(Dataset excerpts)
--- begin ---

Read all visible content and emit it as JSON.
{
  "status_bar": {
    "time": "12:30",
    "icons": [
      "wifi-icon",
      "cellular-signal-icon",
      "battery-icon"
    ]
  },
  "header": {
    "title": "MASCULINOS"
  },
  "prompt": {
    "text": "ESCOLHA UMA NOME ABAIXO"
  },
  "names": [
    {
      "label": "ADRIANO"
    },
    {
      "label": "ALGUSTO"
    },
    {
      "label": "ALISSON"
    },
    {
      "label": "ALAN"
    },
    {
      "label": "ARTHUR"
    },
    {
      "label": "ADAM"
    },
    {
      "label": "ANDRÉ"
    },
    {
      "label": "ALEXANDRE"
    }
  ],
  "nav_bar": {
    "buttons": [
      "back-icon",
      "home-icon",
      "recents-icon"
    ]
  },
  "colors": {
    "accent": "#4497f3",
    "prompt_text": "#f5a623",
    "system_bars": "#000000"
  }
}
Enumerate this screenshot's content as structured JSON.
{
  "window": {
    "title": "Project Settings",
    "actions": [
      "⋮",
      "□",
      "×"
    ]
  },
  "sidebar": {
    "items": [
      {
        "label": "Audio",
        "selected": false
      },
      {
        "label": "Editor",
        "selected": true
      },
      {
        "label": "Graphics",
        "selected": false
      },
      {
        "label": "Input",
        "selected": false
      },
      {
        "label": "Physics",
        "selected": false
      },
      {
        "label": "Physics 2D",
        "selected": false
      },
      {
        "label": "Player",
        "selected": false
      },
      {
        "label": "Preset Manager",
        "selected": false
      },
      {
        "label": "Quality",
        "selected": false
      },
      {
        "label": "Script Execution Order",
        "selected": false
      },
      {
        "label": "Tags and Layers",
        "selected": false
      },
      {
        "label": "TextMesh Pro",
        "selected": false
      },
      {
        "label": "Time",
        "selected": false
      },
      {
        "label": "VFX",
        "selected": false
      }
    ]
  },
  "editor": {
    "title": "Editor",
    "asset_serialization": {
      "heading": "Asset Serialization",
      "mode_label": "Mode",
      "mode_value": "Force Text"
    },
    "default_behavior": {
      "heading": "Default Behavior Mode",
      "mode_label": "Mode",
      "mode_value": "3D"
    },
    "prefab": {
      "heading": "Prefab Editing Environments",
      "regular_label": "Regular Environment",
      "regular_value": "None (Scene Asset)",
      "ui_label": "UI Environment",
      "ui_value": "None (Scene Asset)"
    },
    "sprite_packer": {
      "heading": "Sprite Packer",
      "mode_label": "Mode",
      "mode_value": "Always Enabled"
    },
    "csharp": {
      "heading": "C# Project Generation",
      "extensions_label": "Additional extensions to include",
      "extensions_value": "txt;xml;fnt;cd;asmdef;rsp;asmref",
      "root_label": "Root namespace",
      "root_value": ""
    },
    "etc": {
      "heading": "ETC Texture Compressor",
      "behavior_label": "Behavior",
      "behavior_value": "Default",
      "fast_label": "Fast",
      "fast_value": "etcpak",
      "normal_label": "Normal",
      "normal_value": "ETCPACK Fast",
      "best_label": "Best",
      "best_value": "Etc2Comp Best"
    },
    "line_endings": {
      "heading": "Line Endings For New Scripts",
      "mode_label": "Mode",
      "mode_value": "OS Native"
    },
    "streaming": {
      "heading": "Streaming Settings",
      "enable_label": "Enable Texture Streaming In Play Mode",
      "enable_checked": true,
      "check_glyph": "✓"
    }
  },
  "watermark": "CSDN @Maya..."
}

--- end ---

YOUR GOAL = Copy and report every line where the word "Project" is present.

ANSWER IN FULL =
    "title": "Project Settings",
      "heading": "C# Project Generation",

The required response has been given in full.